Figure dataset records:
-- begin --

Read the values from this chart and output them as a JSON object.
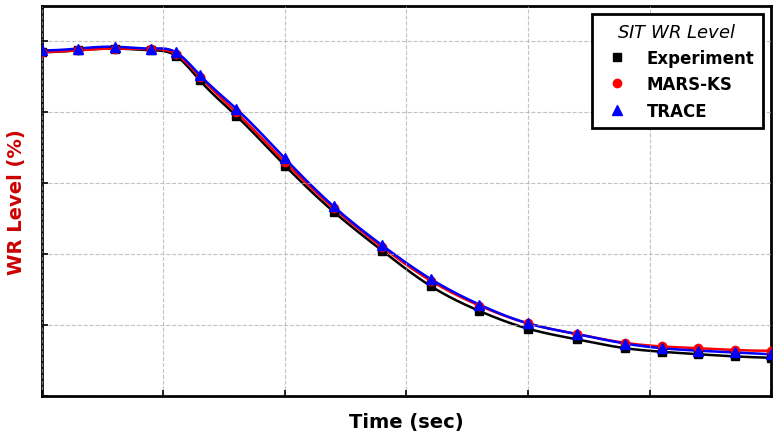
{
  "title": "",
  "xlabel": "Time (sec)",
  "ylabel": "WR Level (%)",
  "legend_title": "SIT WR Level",
  "series": {
    "experiment": {
      "label": "Experiment",
      "color": "#000000",
      "marker": "s",
      "markersize": 6,
      "linewidth": 1.8,
      "x": [
        0,
        20,
        40,
        60,
        80,
        100,
        120,
        140,
        160,
        180,
        200,
        220,
        240,
        260,
        280,
        300,
        320,
        340,
        360,
        380,
        400,
        420,
        440,
        460,
        480,
        500,
        520,
        540,
        560,
        580,
        600
      ],
      "y": [
        97,
        97.5,
        98,
        97.8,
        97.2,
        93,
        87,
        80,
        73,
        67,
        61,
        56,
        51,
        46,
        42,
        38,
        34,
        30,
        27,
        24,
        22,
        20,
        18,
        16.5,
        15,
        14,
        13,
        12,
        11.5,
        11,
        10.5
      ]
    },
    "mars_ks": {
      "label": "MARS-KS",
      "color": "#ff0000",
      "marker": "o",
      "markersize": 6,
      "linewidth": 1.8,
      "x": [
        0,
        20,
        40,
        60,
        80,
        100,
        120,
        140,
        160,
        180,
        200,
        220,
        240,
        260,
        280,
        300,
        320,
        340,
        360,
        380,
        400,
        420,
        440,
        460,
        480,
        500,
        520,
        540,
        560,
        580,
        600
      ],
      "y": [
        97,
        97.5,
        98,
        97.8,
        97.5,
        94,
        88,
        81,
        74,
        68,
        62,
        57,
        52,
        47,
        43,
        39,
        35,
        31,
        28,
        25.5,
        23,
        21,
        19.5,
        18,
        16.5,
        15.5,
        14.5,
        13.8,
        13.2,
        12.8,
        12.5
      ]
    },
    "trace": {
      "label": "TRACE",
      "color": "#0000ff",
      "marker": "^",
      "markersize": 7,
      "linewidth": 1.8,
      "x": [
        0,
        20,
        40,
        60,
        80,
        100,
        120,
        140,
        160,
        180,
        200,
        220,
        240,
        260,
        280,
        300,
        320,
        340,
        360,
        380,
        400,
        420,
        440,
        460,
        480,
        500,
        520,
        540,
        560,
        580,
        600
      ],
      "y": [
        97.5,
        98,
        98.5,
        98,
        97.5,
        94.5,
        88.5,
        81.5,
        74.5,
        68.5,
        62.5,
        57,
        52,
        47.5,
        43,
        39,
        35,
        31.5,
        28,
        25.5,
        23,
        21,
        19.5,
        17.5,
        16,
        15,
        14,
        13.2,
        12.5,
        12,
        11.8
      ]
    }
  },
  "xlim": [
    0,
    600
  ],
  "ylim": [
    0,
    110
  ],
  "grid_color": "#aaaaaa",
  "grid_style": "--",
  "grid_alpha": 0.7,
  "background_color": "#ffffff",
  "spine_color": "#000000",
  "tick_fontsize": 11,
  "label_fontsize": 14,
  "legend_fontsize": 12,
  "legend_title_fontsize": 13
}
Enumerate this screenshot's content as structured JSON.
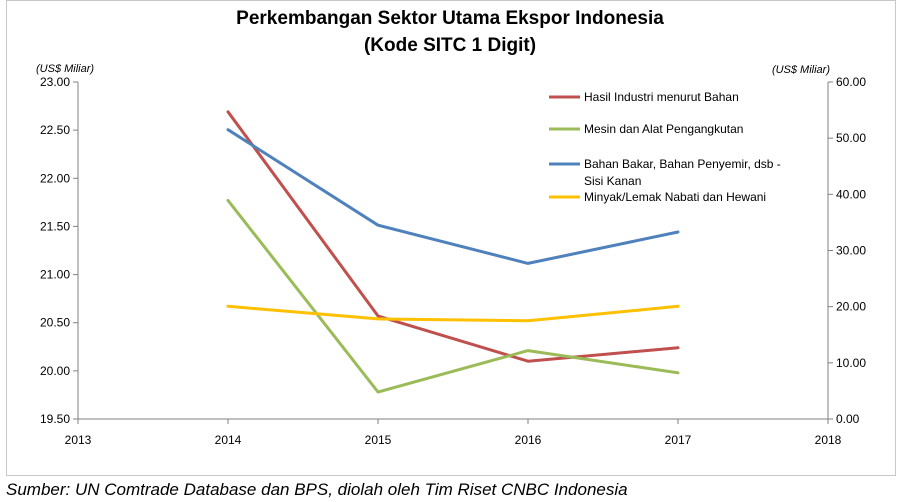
{
  "chart_data": {
    "type": "line",
    "title": [
      "Perkembangan Sektor Utama Ekspor Indonesia",
      "(Kode SITC 1 Digit)"
    ],
    "left_axis_unit": "(US$ Miliar)",
    "right_axis_unit": "(US$ Miliar)",
    "x_ticks": [
      "2013",
      "2014",
      "2015",
      "2016",
      "2017",
      "2018"
    ],
    "xlim": [
      2013,
      2018
    ],
    "left_ticks": [
      "19.50",
      "20.00",
      "20.50",
      "21.00",
      "21.50",
      "22.00",
      "22.50",
      "23.00"
    ],
    "ylim_left": [
      19.5,
      23.0
    ],
    "right_ticks": [
      "0.00",
      "10.00",
      "20.00",
      "30.00",
      "40.00",
      "50.00",
      "60.00"
    ],
    "ylim_right": [
      0,
      60
    ],
    "grid": false,
    "legend_position": "top-right",
    "x": [
      2014,
      2015,
      2016,
      2017
    ],
    "series": [
      {
        "name": "Hasil Industri menurut Bahan",
        "axis": "left",
        "color": "#c0504d",
        "values": [
          22.69,
          20.57,
          20.1,
          20.24
        ]
      },
      {
        "name": "Mesin dan Alat Pengangkutan",
        "axis": "left",
        "color": "#9bbb59",
        "values": [
          21.77,
          19.78,
          20.21,
          19.98
        ]
      },
      {
        "name_lines": [
          "Bahan Bakar, Bahan Penyemir, dsb -",
          "Sisi Kanan"
        ],
        "axis": "right",
        "color": "#4f81bd",
        "values": [
          51.5,
          34.5,
          27.7,
          33.3
        ]
      },
      {
        "name": "Minyak/Lemak Nabati dan Hewani",
        "axis": "left",
        "color": "#ffc000",
        "values": [
          20.67,
          20.54,
          20.52,
          20.67
        ]
      }
    ]
  },
  "source": "Sumber: UN Comtrade Database dan BPS, diolah oleh Tim Riset CNBC Indonesia"
}
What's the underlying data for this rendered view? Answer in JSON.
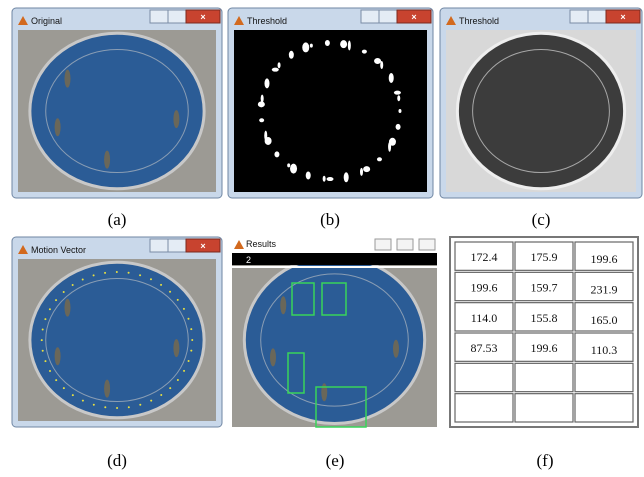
{
  "panels": [
    {
      "label": "(a)",
      "window_title": "Original"
    },
    {
      "label": "(b)",
      "window_title": "Threshold"
    },
    {
      "label": "(c)",
      "window_title": "Threshold"
    },
    {
      "label": "(d)",
      "window_title": "Motion Vector"
    },
    {
      "label": "(e)",
      "window_title": "Results",
      "counter": "2"
    },
    {
      "label": "(f)",
      "table": {
        "rows": [
          [
            "172.4",
            "175.9",
            "199.6"
          ],
          [
            "199.6",
            "159.7",
            "231.9"
          ],
          [
            "114.0",
            "155.8",
            "165.0"
          ],
          [
            "87.53",
            "199.6",
            "110.3"
          ]
        ]
      }
    }
  ]
}
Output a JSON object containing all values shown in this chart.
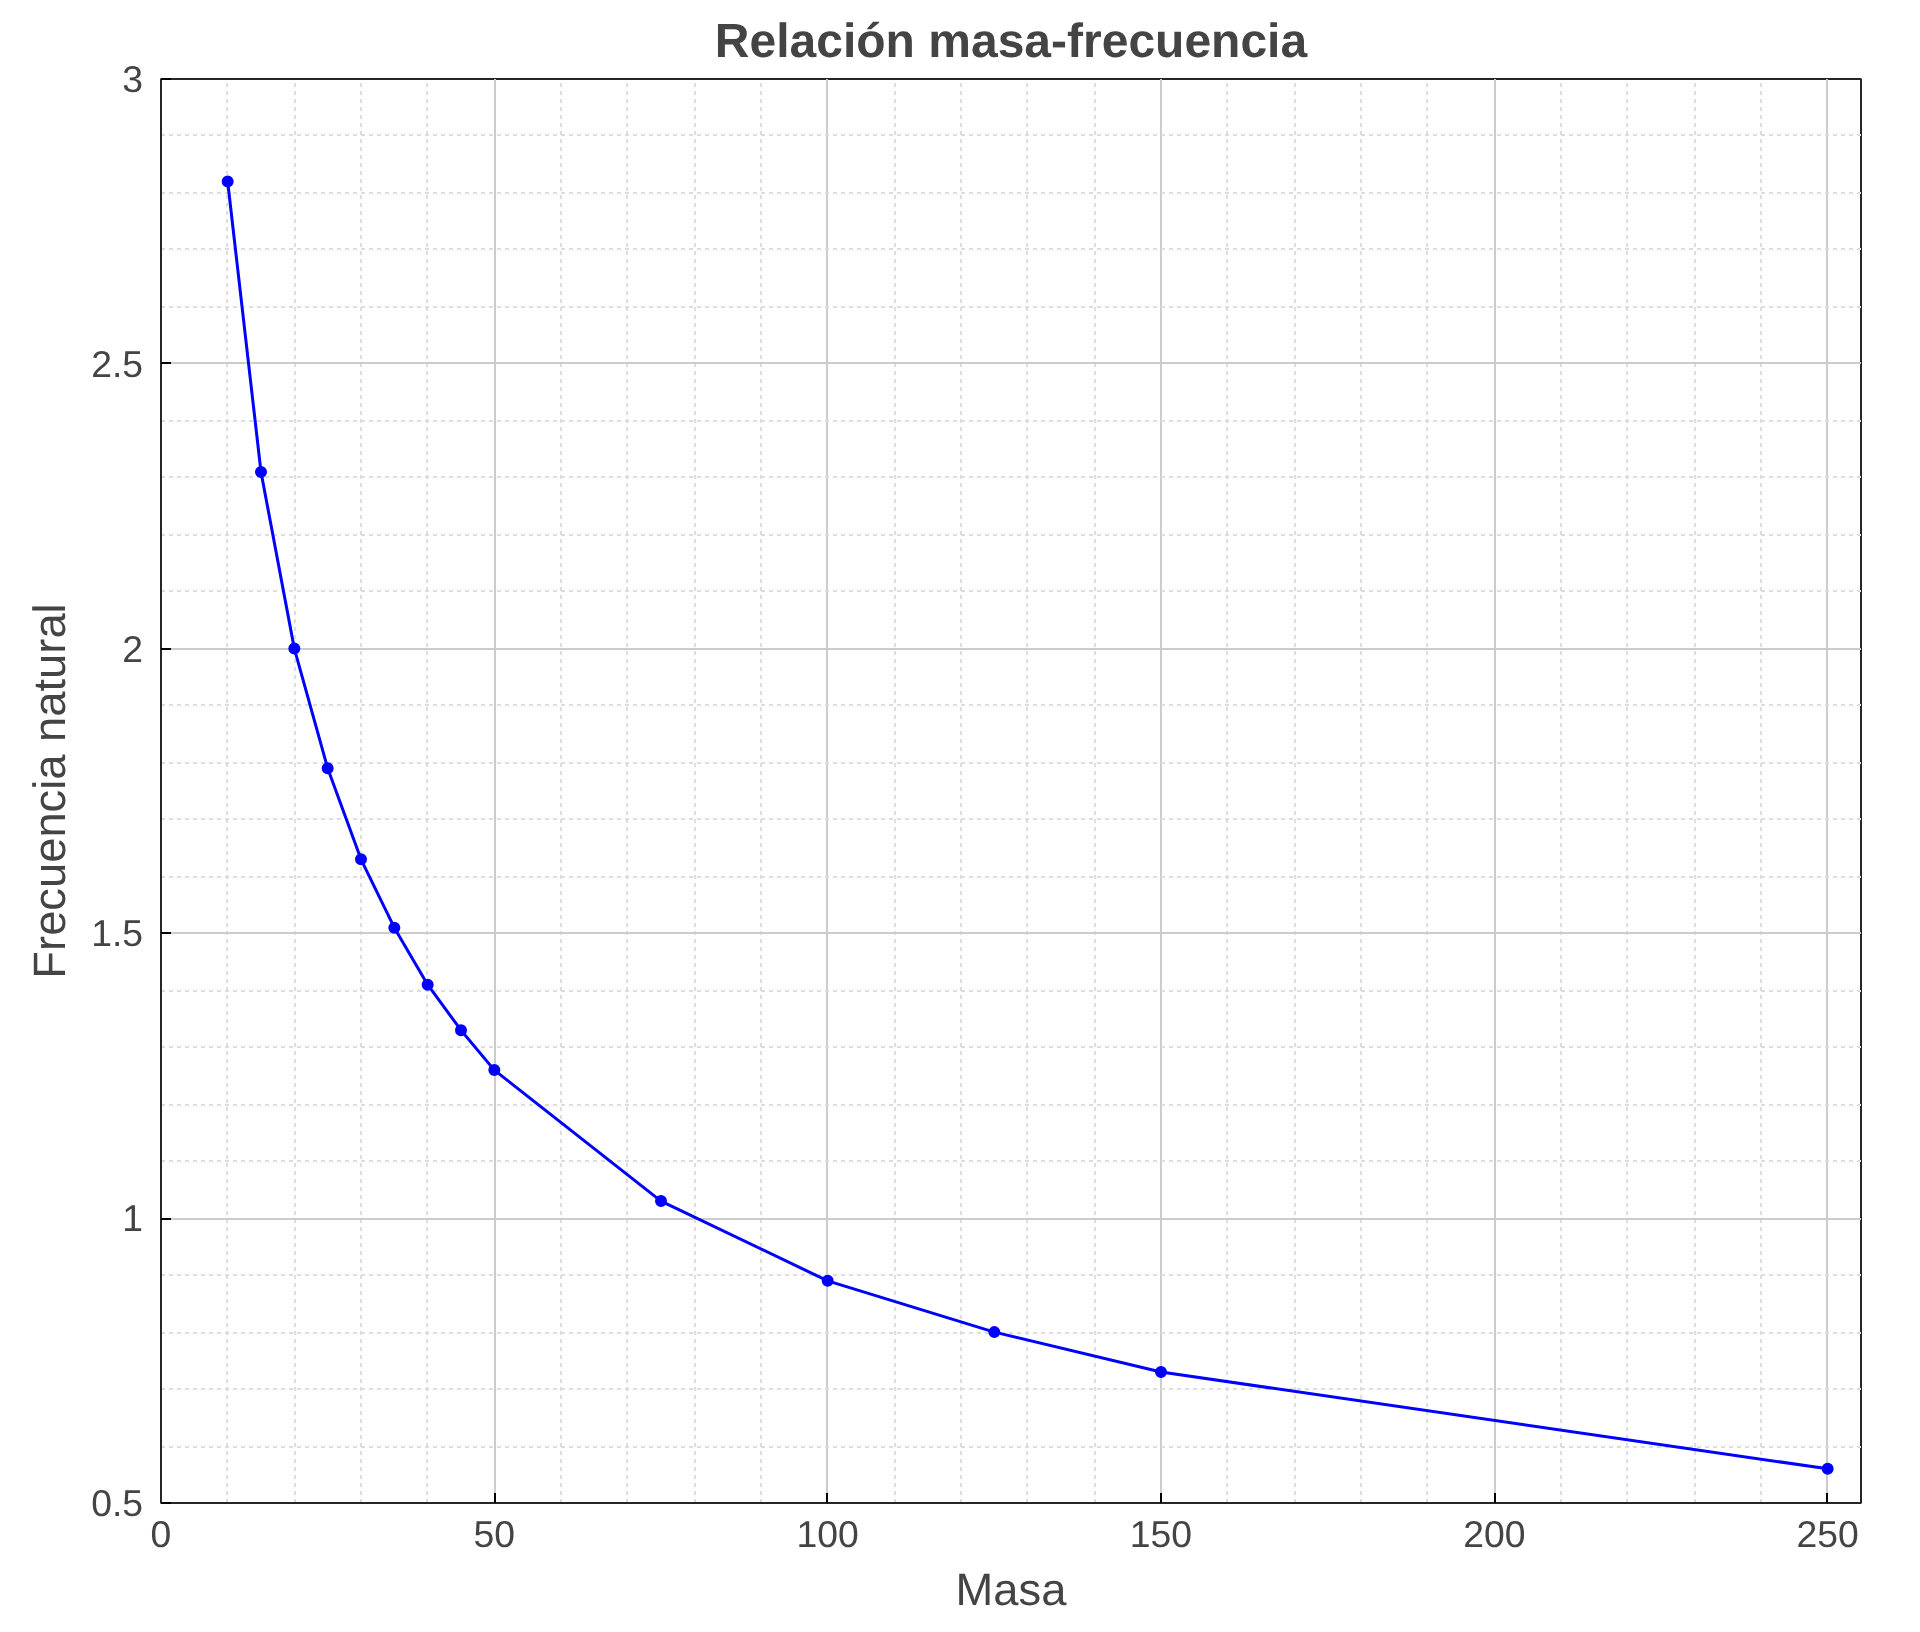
{
  "chart_data": {
    "type": "line",
    "title": "Relación masa-frecuencia",
    "xlabel": "Masa",
    "ylabel": "Frecuencia natural",
    "x": [
      10,
      15,
      20,
      25,
      30,
      35,
      40,
      45,
      50,
      75,
      100,
      125,
      150,
      250
    ],
    "series": [
      {
        "color": "#0000ff",
        "values": [
          2.82,
          2.31,
          2.0,
          1.79,
          1.63,
          1.51,
          1.41,
          1.33,
          1.26,
          1.03,
          0.89,
          0.8,
          0.73,
          0.56
        ]
      }
    ],
    "xlim": [
      0,
      255
    ],
    "ylim": [
      0.5,
      3
    ],
    "xticks": [
      0,
      50,
      100,
      150,
      200,
      250
    ],
    "yticks": [
      0.5,
      1,
      1.5,
      2,
      2.5,
      3
    ],
    "grid": true,
    "marker": "circle",
    "line_style": "solid"
  }
}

-- end --

SHORT EXERCISE
Your copy should hold every record word for word and none of the pictures.

RESULT OF THE EXERCISE
Read the values from this chart and output them as a JSON object.
{
  "title": "",
  "xlabel": "Time (sec)",
  "ylabel": "WR Level (%)",
  "legend_title": "SIT WR Level",
  "series": {
    "experiment": {
      "label": "Experiment",
      "color": "#000000",
      "marker": "s",
      "markersize": 6,
      "linewidth": 1.8,
      "x": [
        0,
        20,
        40,
        60,
        80,
        100,
        120,
        140,
        160,
        180,
        200,
        220,
        240,
        260,
        280,
        300,
        320,
        340,
        360,
        380,
        400,
        420,
        440,
        460,
        480,
        500,
        520,
        540,
        560,
        580,
        600
      ],
      "y": [
        97,
        97.5,
        98,
        97.8,
        97.2,
        93,
        87,
        80,
        73,
        67,
        61,
        56,
        51,
        46,
        42,
        38,
        34,
        30,
        27,
        24,
        22,
        20,
        18,
        16.5,
        15,
        14,
        13,
        12,
        11.5,
        11,
        10.5
      ]
    },
    "mars_ks": {
      "label": "MARS-KS",
      "color": "#ff0000",
      "marker": "o",
      "markersize": 6,
      "linewidth": 1.8,
      "x": [
        0,
        20,
        40,
        60,
        80,
        100,
        120,
        140,
        160,
        180,
        200,
        220,
        240,
        260,
        280,
        300,
        320,
        340,
        360,
        380,
        400,
        420,
        440,
        460,
        480,
        500,
        520,
        540,
        560,
        580,
        600
      ],
      "y": [
        97,
        97.5,
        98,
        97.8,
        97.5,
        94,
        88,
        81,
        74,
        68,
        62,
        57,
        52,
        47,
        43,
        39,
        35,
        31,
        28,
        25.5,
        23,
        21,
        19.5,
        18,
        16.5,
        15.5,
        14.5,
        13.8,
        13.2,
        12.8,
        12.5
      ]
    },
    "trace": {
      "label": "TRACE",
      "color": "#0000ff",
      "marker": "^",
      "markersize": 7,
      "linewidth": 1.8,
      "x": [
        0,
        20,
        40,
        60,
        80,
        100,
        120,
        140,
        160,
        180,
        200,
        220,
        240,
        260,
        280,
        300,
        320,
        340,
        360,
        380,
        400,
        420,
        440,
        460,
        480,
        500,
        520,
        540,
        560,
        580,
        600
      ],
      "y": [
        97.5,
        98,
        98.5,
        98,
        97.5,
        94.5,
        88.5,
        81.5,
        74.5,
        68.5,
        62.5,
        57,
        52,
        47.5,
        43,
        39,
        35,
        31.5,
        28,
        25.5,
        23,
        21,
        19.5,
        17.5,
        16,
        15,
        14,
        13.2,
        12.5,
        12,
        11.8
      ]
    }
  },
  "xlim": [
    0,
    600
  ],
  "ylim": [
    0,
    110
  ],
  "grid_color": "#aaaaaa",
  "grid_style": "--",
  "grid_alpha": 0.7,
  "background_color": "#ffffff",
  "spine_color": "#000000",
  "tick_fontsize": 11,
  "label_fontsize": 14,
  "legend_fontsize": 12,
  "legend_title_fontsize": 13
}
Enumerate this screenshot's content as structured JSON.
{
  "chart_data": {
    "type": "line",
    "title": [
      "Perkembangan Sektor Utama Ekspor Indonesia",
      "(Kode SITC 1 Digit)"
    ],
    "left_axis_unit": "(US$ Miliar)",
    "right_axis_unit": "(US$ Miliar)",
    "x_ticks": [
      "2013",
      "2014",
      "2015",
      "2016",
      "2017",
      "2018"
    ],
    "xlim": [
      2013,
      2018
    ],
    "left_ticks": [
      "19.50",
      "20.00",
      "20.50",
      "21.00",
      "21.50",
      "22.00",
      "22.50",
      "23.00"
    ],
    "ylim_left": [
      19.5,
      23.0
    ],
    "right_ticks": [
      "0.00",
      "10.00",
      "20.00",
      "30.00",
      "40.00",
      "50.00",
      "60.00"
    ],
    "ylim_right": [
      0,
      60
    ],
    "grid": false,
    "legend_position": "top-right",
    "x": [
      2014,
      2015,
      2016,
      2017
    ],
    "series": [
      {
        "name": "Hasil Industri menurut Bahan",
        "axis": "left",
        "color": "#c0504d",
        "values": [
          22.69,
          20.57,
          20.1,
          20.24
        ]
      },
      {
        "name": "Mesin dan Alat Pengangkutan",
        "axis": "left",
        "color": "#9bbb59",
        "values": [
          21.77,
          19.78,
          20.21,
          19.98
        ]
      },
      {
        "name_lines": [
          "Bahan Bakar, Bahan Penyemir, dsb -",
          "Sisi Kanan"
        ],
        "axis": "right",
        "color": "#4f81bd",
        "values": [
          51.5,
          34.5,
          27.7,
          33.3
        ]
      },
      {
        "name": "Minyak/Lemak Nabati dan Hewani",
        "axis": "left",
        "color": "#ffc000",
        "values": [
          20.67,
          20.54,
          20.52,
          20.67
        ]
      }
    ]
  },
  "source": "Sumber: UN Comtrade Database dan BPS, diolah oleh Tim Riset CNBC Indonesia"
}
What's the underlying data for this rendered view? Answer in JSON.
{
  "panels": [
    {
      "label": "(a)",
      "window_title": "Original"
    },
    {
      "label": "(b)",
      "window_title": "Threshold"
    },
    {
      "label": "(c)",
      "window_title": "Threshold"
    },
    {
      "label": "(d)",
      "window_title": "Motion Vector"
    },
    {
      "label": "(e)",
      "window_title": "Results",
      "counter": "2"
    },
    {
      "label": "(f)",
      "table": {
        "rows": [
          [
            "172.4",
            "175.9",
            "199.6"
          ],
          [
            "199.6",
            "159.7",
            "231.9"
          ],
          [
            "114.0",
            "155.8",
            "165.0"
          ],
          [
            "87.53",
            "199.6",
            "110.3"
          ]
        ]
      }
    }
  ]
}
Output a JSON object containing all values shown in this chart.
{
  "chart_data": {
    "type": "line",
    "title": "Relación masa-frecuencia",
    "xlabel": "Masa",
    "ylabel": "Frecuencia natural",
    "x": [
      10,
      15,
      20,
      25,
      30,
      35,
      40,
      45,
      50,
      75,
      100,
      125,
      150,
      250
    ],
    "series": [
      {
        "color": "#0000ff",
        "values": [
          2.82,
          2.31,
          2.0,
          1.79,
          1.63,
          1.51,
          1.41,
          1.33,
          1.26,
          1.03,
          0.89,
          0.8,
          0.73,
          0.56
        ]
      }
    ],
    "xlim": [
      0,
      255
    ],
    "ylim": [
      0.5,
      3
    ],
    "xticks": [
      0,
      50,
      100,
      150,
      200,
      250
    ],
    "yticks": [
      0.5,
      1,
      1.5,
      2,
      2.5,
      3
    ],
    "grid": true,
    "marker": "circle",
    "line_style": "solid"
  }
}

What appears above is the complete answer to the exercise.